▸ **What you are asked to do**
Leaving out the pictures, transcribe all of the records faithfully.

▸ **Records for the task**
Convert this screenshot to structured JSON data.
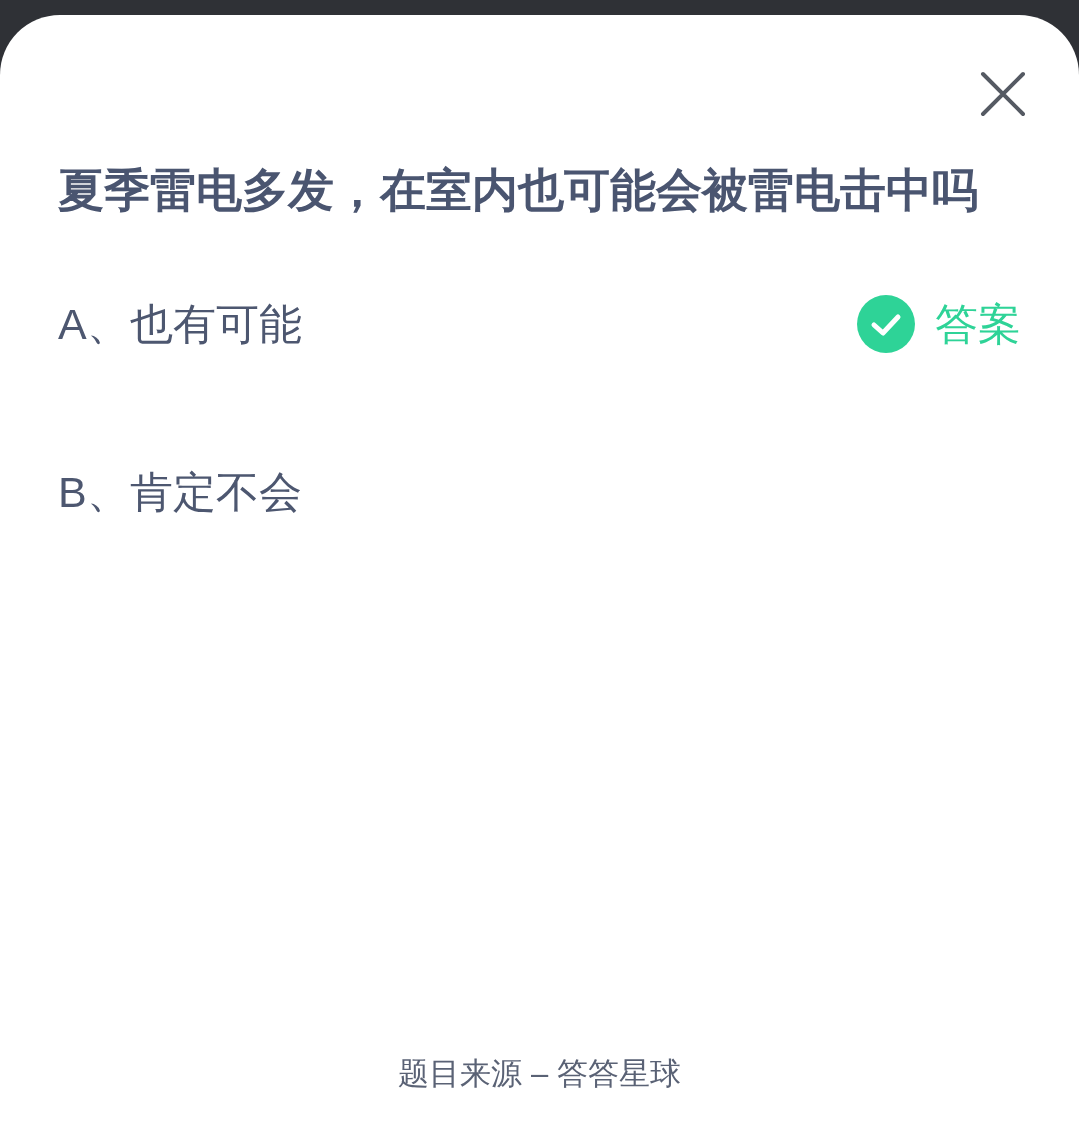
{
  "question": "夏季雷电多发，在室内也可能会被雷电击中吗",
  "options": [
    {
      "text": "A、也有可能",
      "correct": true
    },
    {
      "text": "B、肯定不会",
      "correct": false
    }
  ],
  "answer_label": "答案",
  "footer": "题目来源 – 答答星球"
}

▸ **Written response**
Convert this screenshot to structured JSON data.
{
  "question": "夏季雷电多发，在室内也可能会被雷电击中吗",
  "options": [
    {
      "text": "A、也有可能",
      "correct": true
    },
    {
      "text": "B、肯定不会",
      "correct": false
    }
  ],
  "answer_label": "答案",
  "footer": "题目来源 – 答答星球"
}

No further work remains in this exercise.